• **Problem requirements**
Every entry below should be printed exactly, without its images.

• **Supplied material**

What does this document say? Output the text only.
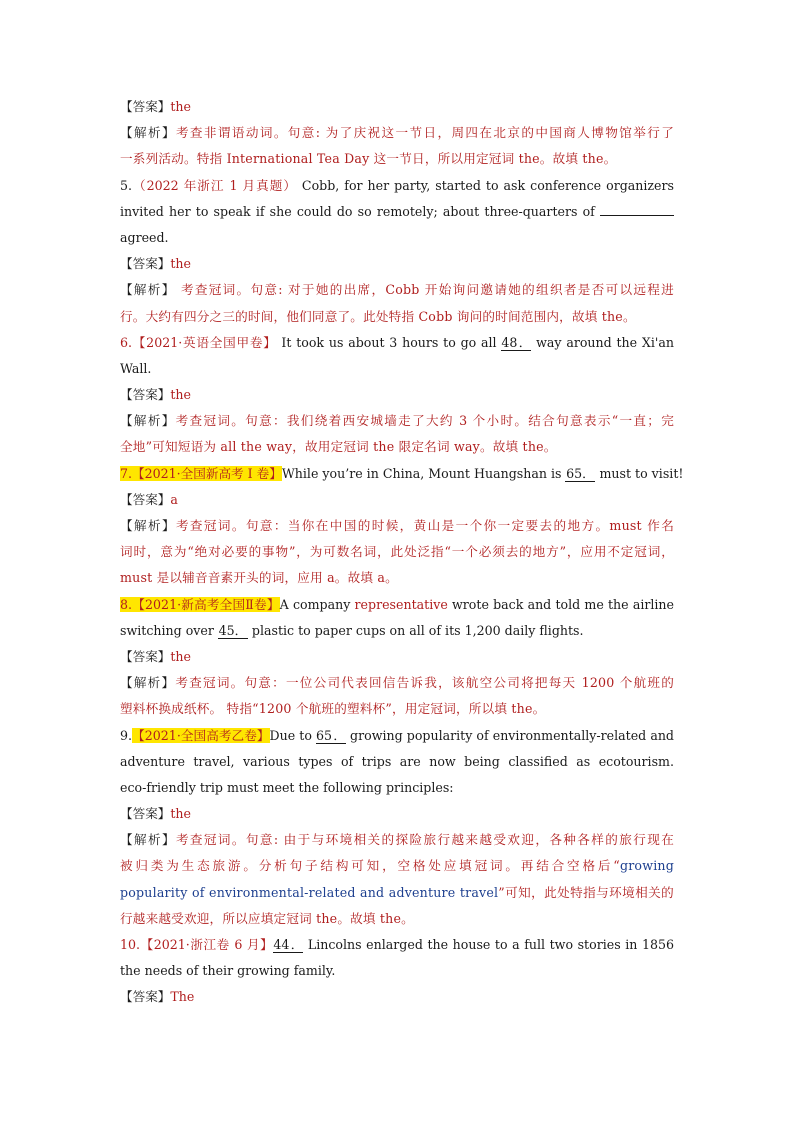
【答案】the
【解析】考查非谓语动词。句意: 为了庆祝这一节日，周四在北京的中国商人博物馆举行了
一系列活动。特指 International Tea Day 这一节日，所以用定冠词 the。故填 the。
5.（2022 年浙江 1 月真题） Cobb, for her party, started to ask conference organizers
invited her to speak if she could do so remotely; about three-quarters of
agreed.
【答案】the
【解析】 考查冠词。句意: 对于她的出席，Cobb 开始询问邀请她的组织者是否可以远程进
行。大约有四分之三的时间，他们同意了。此处特指 Cobb 询问的时间范围内，故填 the。
6.【2021·英语全国甲卷】 It took us about 3 hours to go all 48． way around the Xi'an
Wall.
【答案】the
【解析】考查冠词。句意：我们绕着西安城墙走了大约 3 个小时。结合句意表示“一直；完
全地”可知短语为 all the way，故用定冠词 the 限定名词 way。故填 the。
7.【2021·全国新高考 I 卷】While you’re in China, Mount Huangshan is 65． must to visit!
【答案】a
【解析】考查冠词。句意：当你在中国的时候，黄山是一个你一定要去的地方。must 作名
词时，意为“绝对必要的事物”，为可数名词，此处泛指“一个必须去的地方”，应用不定冠词，
must 是以辅音音素开头的词，应用 a。故填 a。
8.【2021·新高考全国Ⅱ卷】A company representative wrote back and told me the airline
switching over 45． plastic to paper cups on all of its 1,200 daily flights.
【答案】the
【解析】考查冠词。句意：一位公司代表回信告诉我，该航空公司将把每天 1200 个航班的
塑料杯换成纸杯。 特指“1200 个航班的塑料杯”，用定冠词，所以填 the。
9.【2021·全国高考乙卷】Due to 65． growing popularity of environmentally-related and
adventure travel, various types of trips are now being classified as ecotourism.
eco-friendly trip must meet the following principles:
【答案】the
【解析】考查冠词。句意: 由于与环境相关的探险旅行越来越受欢迎，各种各样的旅行现在
被归类为生态旅游。分析句子结构可知，空格处应填冠词。再结合空格后“growing
popularity of environmental-related and adventure travel”可知，此处特指与环境相关的
行越来越受欢迎，所以应填定冠词 the。故填 the。
10.【2021·浙江卷 6 月】44． Lincolns enlarged the house to a full two stories in 1856
the needs of their growing family.
【答案】The
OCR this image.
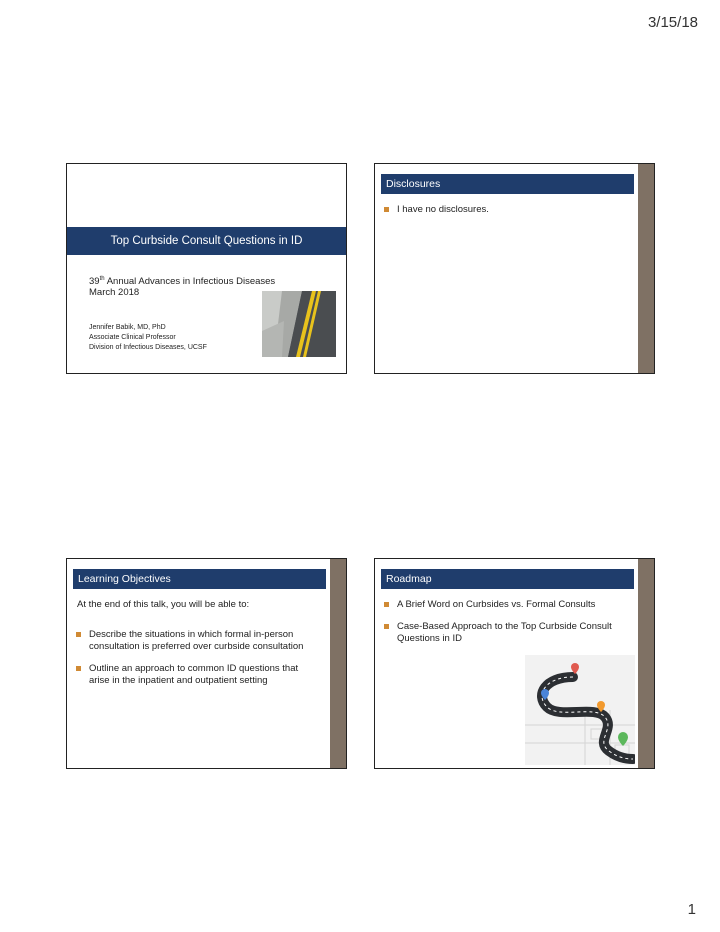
3/15/18
Top Curbside Consult Questions in ID
39th Annual Advances in Infectious Diseases
March 2018
Jennifer Babik, MD, PhD
Associate Clinical Professor
Division of Infectious Diseases, UCSF
Disclosures
I have no disclosures.
Learning Objectives
At the end of this talk, you will be able to:
Describe the situations in which formal in-person consultation is preferred over curbside consultation
Outline an approach to common ID questions that arise in the inpatient and outpatient setting
Roadmap
A Brief Word on Curbsides vs. Formal Consults
Case-Based Approach to the Top Curbside Consult Questions in ID
1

• **Completed exercise**
What does this document say? Output the text only.
【答案】the
【解析】考查非谓语动词。句意: 为了庆祝这一节日，周四在北京的中国商人博物馆举行了
一系列活动。特指 International Tea Day 这一节日，所以用定冠词 the。故填 the。
5.（2022 年浙江 1 月真题） Cobb, for her party, started to ask conference organizers
invited her to speak if she could do so remotely; about three-quarters of
agreed.
【答案】the
【解析】 考查冠词。句意: 对于她的出席，Cobb 开始询问邀请她的组织者是否可以远程进
行。大约有四分之三的时间，他们同意了。此处特指 Cobb 询问的时间范围内，故填 the。
6.【2021·英语全国甲卷】 It took us about 3 hours to go all 48． way around the Xi'an
Wall.
【答案】the
【解析】考查冠词。句意：我们绕着西安城墙走了大约 3 个小时。结合句意表示“一直；完
全地”可知短语为 all the way，故用定冠词 the 限定名词 way。故填 the。
7.【2021·全国新高考 I 卷】While you’re in China, Mount Huangshan is 65． must to visit!
【答案】a
【解析】考查冠词。句意：当你在中国的时候，黄山是一个你一定要去的地方。must 作名
词时，意为“绝对必要的事物”，为可数名词，此处泛指“一个必须去的地方”，应用不定冠词，
must 是以辅音音素开头的词，应用 a。故填 a。
8.【2021·新高考全国Ⅱ卷】A company representative wrote back and told me the airline
switching over 45． plastic to paper cups on all of its 1,200 daily flights.
【答案】the
【解析】考查冠词。句意：一位公司代表回信告诉我，该航空公司将把每天 1200 个航班的
塑料杯换成纸杯。 特指“1200 个航班的塑料杯”，用定冠词，所以填 the。
9.【2021·全国高考乙卷】Due to 65． growing popularity of environmentally-related and
adventure travel, various types of trips are now being classified as ecotourism.
eco-friendly trip must meet the following principles:
【答案】the
【解析】考查冠词。句意: 由于与环境相关的探险旅行越来越受欢迎，各种各样的旅行现在
被归类为生态旅游。分析句子结构可知，空格处应填冠词。再结合空格后“growing
popularity of environmental-related and adventure travel”可知，此处特指与环境相关的
行越来越受欢迎，所以应填定冠词 the。故填 the。
10.【2021·浙江卷 6 月】44． Lincolns enlarged the house to a full two stories in 1856
the needs of their growing family.
【答案】The
OCR this image.
3/15/18
Top Curbside Consult Questions in ID
39th Annual Advances in Infectious Diseases
March 2018
Jennifer Babik, MD, PhD
Associate Clinical Professor
Division of Infectious Diseases, UCSF
Disclosures
I have no disclosures.
Learning Objectives
At the end of this talk, you will be able to:
Describe the situations in which formal in-person consultation is preferred over curbside consultation
Outline an approach to common ID questions that arise in the inpatient and outpatient setting
Roadmap
A Brief Word on Curbsides vs. Formal Consults
Case-Based Approach to the Top Curbside Consult Questions in ID
1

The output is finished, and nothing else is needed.